+++ Raw records +++

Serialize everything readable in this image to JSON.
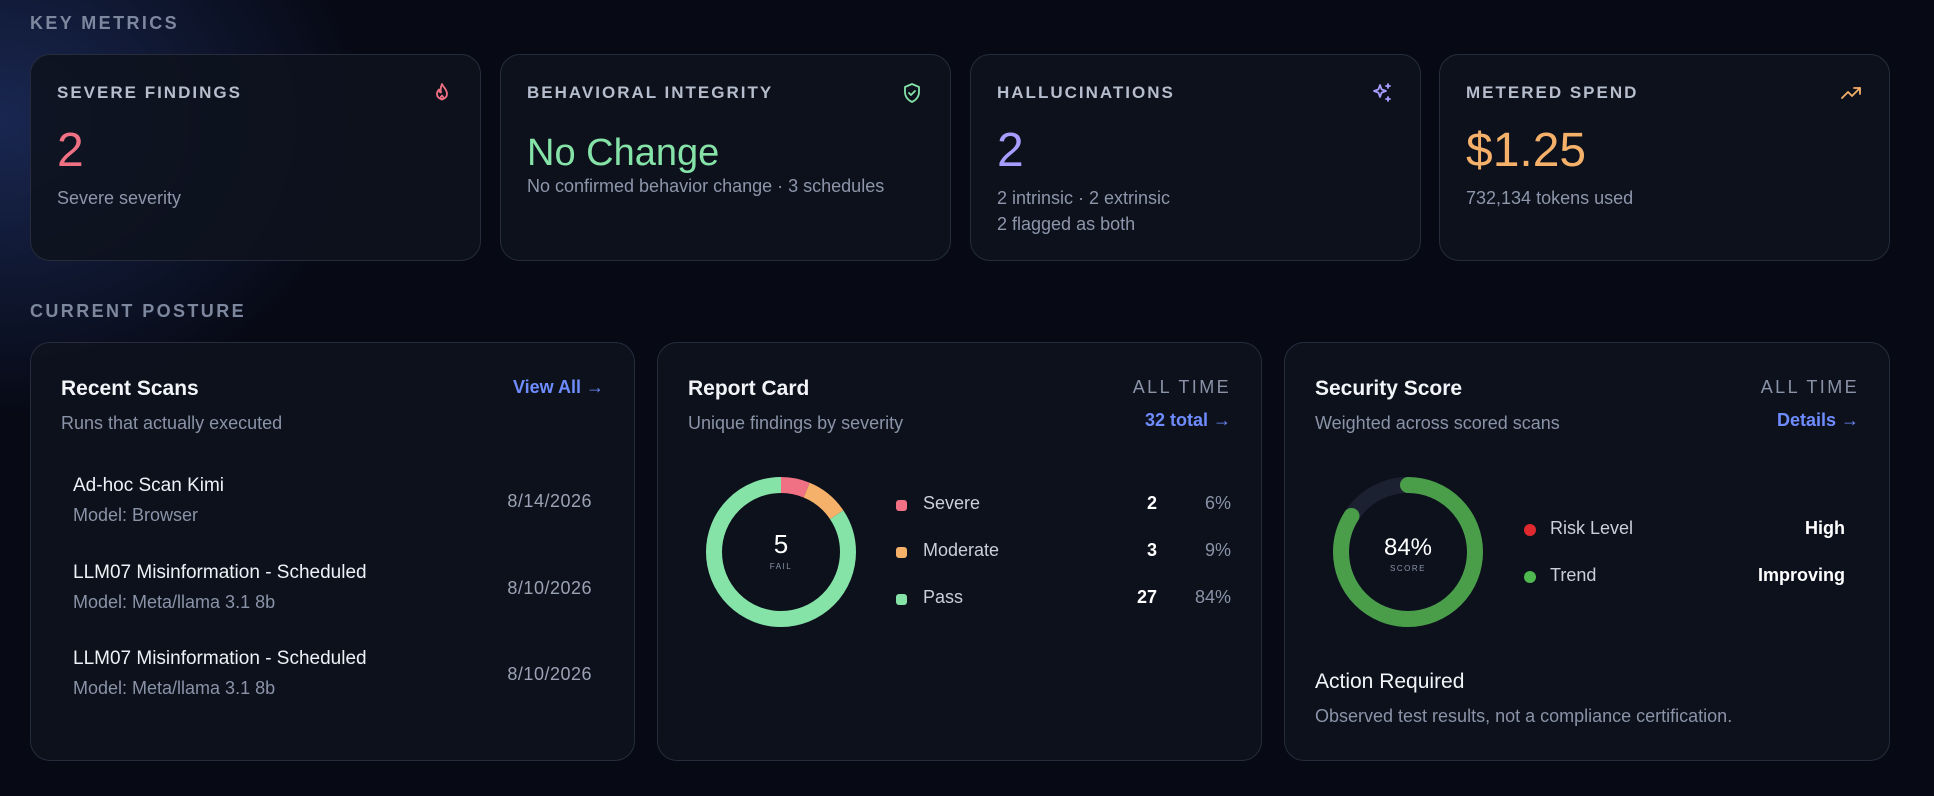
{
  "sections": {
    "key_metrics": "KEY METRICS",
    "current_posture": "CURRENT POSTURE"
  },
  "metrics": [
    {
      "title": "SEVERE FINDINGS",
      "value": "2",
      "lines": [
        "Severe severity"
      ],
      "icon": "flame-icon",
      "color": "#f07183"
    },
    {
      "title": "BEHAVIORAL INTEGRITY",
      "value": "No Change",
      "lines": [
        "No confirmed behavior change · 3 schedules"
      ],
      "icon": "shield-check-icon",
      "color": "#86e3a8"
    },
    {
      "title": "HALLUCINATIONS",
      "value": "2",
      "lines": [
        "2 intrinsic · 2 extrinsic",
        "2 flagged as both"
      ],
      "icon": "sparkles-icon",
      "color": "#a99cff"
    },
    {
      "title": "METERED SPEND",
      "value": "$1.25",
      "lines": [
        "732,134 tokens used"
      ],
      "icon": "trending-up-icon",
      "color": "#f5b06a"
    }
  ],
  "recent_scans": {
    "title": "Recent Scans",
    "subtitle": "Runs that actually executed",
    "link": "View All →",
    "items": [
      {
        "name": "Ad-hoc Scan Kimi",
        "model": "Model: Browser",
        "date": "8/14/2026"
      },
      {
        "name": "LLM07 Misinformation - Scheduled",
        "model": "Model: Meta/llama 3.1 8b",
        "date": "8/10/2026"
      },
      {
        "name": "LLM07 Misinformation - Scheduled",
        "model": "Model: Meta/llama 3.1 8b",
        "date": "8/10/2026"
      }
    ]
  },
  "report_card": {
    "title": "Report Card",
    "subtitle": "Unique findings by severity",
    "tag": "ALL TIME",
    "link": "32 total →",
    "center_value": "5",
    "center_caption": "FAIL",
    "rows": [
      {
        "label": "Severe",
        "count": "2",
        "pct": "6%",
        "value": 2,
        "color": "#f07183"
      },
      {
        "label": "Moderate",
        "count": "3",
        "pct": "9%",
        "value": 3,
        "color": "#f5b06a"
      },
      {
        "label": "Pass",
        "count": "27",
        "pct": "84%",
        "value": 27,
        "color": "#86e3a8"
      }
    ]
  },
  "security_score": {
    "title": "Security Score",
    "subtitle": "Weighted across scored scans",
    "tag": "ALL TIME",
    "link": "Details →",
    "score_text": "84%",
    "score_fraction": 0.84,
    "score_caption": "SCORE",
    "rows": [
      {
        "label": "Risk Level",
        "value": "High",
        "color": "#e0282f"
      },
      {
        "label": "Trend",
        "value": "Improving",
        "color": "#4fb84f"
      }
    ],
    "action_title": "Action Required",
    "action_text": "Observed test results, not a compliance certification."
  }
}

+++
+++ Raw records +++

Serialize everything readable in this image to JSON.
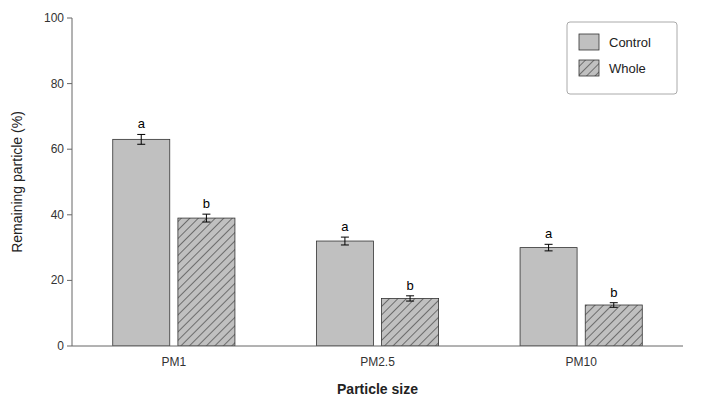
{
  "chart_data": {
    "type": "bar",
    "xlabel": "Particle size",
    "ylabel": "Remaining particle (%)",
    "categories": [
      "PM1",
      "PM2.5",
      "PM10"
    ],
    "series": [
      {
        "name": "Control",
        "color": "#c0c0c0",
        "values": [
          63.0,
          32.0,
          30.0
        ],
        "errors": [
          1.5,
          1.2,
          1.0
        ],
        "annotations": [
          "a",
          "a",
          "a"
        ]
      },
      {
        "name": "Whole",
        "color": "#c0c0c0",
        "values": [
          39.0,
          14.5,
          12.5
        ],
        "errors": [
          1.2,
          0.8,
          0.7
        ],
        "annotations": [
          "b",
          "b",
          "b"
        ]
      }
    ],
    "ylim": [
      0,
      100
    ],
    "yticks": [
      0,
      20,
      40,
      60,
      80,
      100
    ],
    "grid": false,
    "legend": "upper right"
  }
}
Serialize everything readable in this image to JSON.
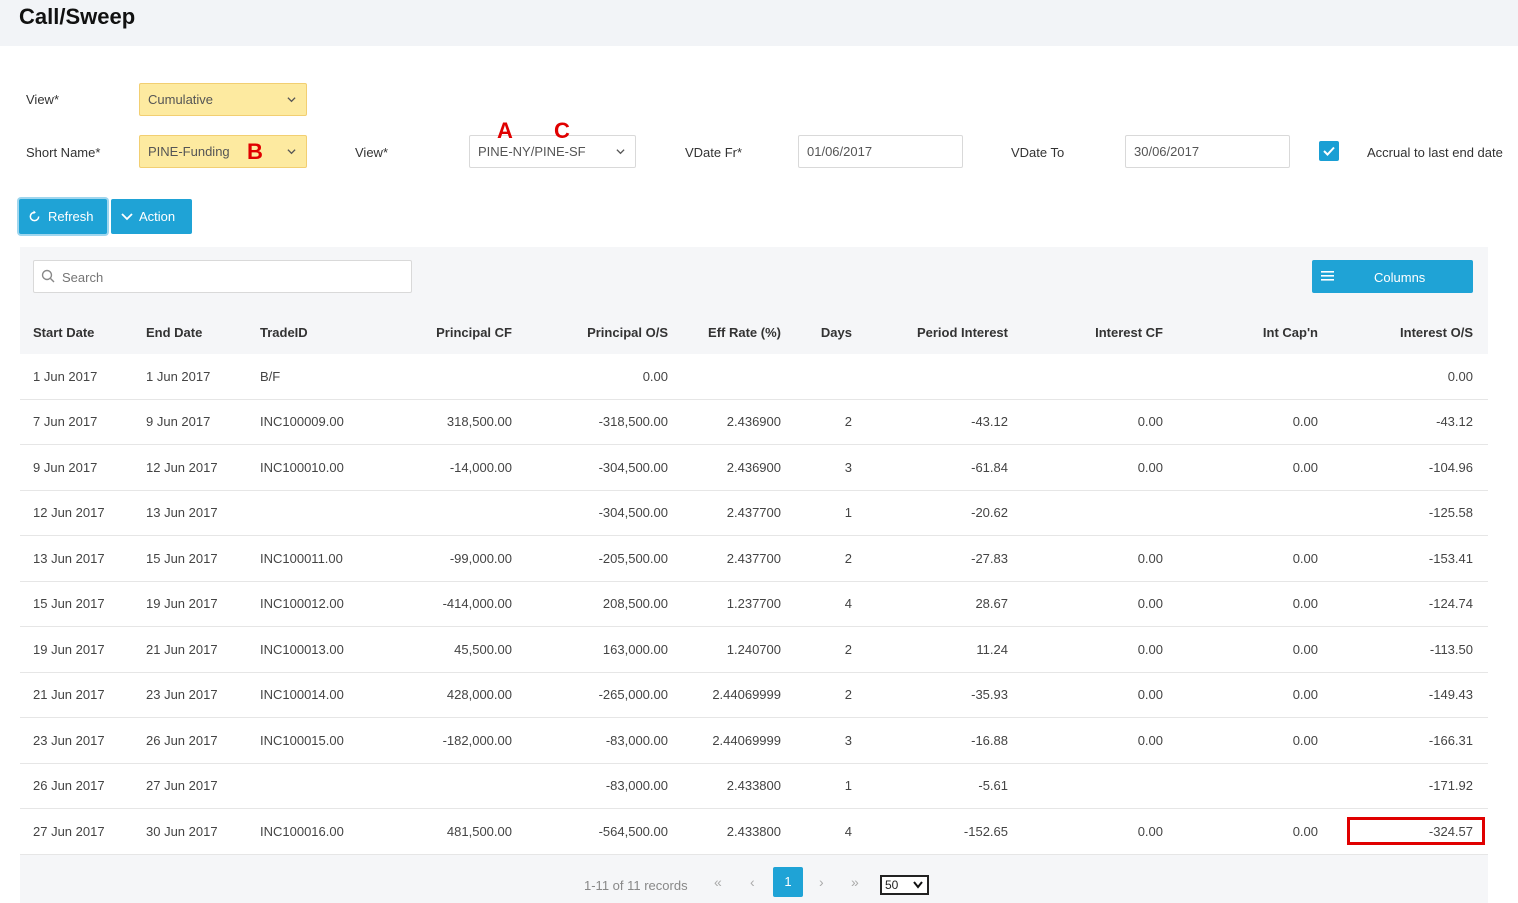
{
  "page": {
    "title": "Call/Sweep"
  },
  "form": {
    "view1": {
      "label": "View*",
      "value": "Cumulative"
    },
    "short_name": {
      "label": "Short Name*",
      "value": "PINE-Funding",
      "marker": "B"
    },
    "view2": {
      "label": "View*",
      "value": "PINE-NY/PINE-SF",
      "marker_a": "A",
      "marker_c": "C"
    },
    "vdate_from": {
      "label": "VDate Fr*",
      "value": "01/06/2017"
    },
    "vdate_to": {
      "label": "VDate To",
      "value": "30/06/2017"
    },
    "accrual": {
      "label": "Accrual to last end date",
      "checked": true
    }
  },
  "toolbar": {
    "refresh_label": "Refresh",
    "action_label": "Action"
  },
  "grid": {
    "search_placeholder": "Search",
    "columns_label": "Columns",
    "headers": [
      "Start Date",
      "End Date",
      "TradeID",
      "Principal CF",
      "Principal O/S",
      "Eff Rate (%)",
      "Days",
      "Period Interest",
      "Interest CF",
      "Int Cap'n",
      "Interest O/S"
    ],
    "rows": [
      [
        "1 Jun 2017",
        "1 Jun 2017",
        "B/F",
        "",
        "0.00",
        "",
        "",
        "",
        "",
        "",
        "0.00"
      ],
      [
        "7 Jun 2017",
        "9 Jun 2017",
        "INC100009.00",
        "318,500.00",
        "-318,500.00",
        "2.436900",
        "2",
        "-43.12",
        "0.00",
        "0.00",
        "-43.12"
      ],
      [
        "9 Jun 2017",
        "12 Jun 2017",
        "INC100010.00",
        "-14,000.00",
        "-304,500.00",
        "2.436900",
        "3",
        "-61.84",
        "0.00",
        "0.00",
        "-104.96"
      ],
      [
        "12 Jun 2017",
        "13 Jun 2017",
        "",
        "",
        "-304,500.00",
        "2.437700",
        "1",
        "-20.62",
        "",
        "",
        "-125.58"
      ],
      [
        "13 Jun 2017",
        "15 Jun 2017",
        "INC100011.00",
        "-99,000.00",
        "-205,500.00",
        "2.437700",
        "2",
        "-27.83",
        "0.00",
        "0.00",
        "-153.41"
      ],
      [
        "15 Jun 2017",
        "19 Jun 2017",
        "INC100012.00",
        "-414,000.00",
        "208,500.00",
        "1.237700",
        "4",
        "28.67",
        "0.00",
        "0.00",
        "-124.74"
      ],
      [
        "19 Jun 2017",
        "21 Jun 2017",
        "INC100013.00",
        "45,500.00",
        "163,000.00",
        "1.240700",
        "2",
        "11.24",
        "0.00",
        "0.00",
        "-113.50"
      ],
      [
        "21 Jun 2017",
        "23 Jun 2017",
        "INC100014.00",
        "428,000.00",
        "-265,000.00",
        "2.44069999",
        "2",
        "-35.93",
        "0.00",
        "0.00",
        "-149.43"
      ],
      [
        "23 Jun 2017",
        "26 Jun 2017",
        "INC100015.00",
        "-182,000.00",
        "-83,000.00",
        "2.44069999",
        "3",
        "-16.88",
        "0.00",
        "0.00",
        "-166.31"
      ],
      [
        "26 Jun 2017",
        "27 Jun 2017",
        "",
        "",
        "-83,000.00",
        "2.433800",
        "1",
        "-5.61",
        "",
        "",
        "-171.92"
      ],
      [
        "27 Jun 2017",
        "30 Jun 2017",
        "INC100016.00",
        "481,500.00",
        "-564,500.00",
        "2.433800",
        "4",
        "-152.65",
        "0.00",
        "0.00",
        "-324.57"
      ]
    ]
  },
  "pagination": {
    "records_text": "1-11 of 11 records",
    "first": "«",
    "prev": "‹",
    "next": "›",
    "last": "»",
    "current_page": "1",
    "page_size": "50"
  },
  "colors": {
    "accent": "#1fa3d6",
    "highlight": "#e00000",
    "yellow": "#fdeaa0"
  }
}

+++

> Given problem: Going through the lines above one by one, tally those with the word "subtitle" and give only the total.

> Solved problem: 3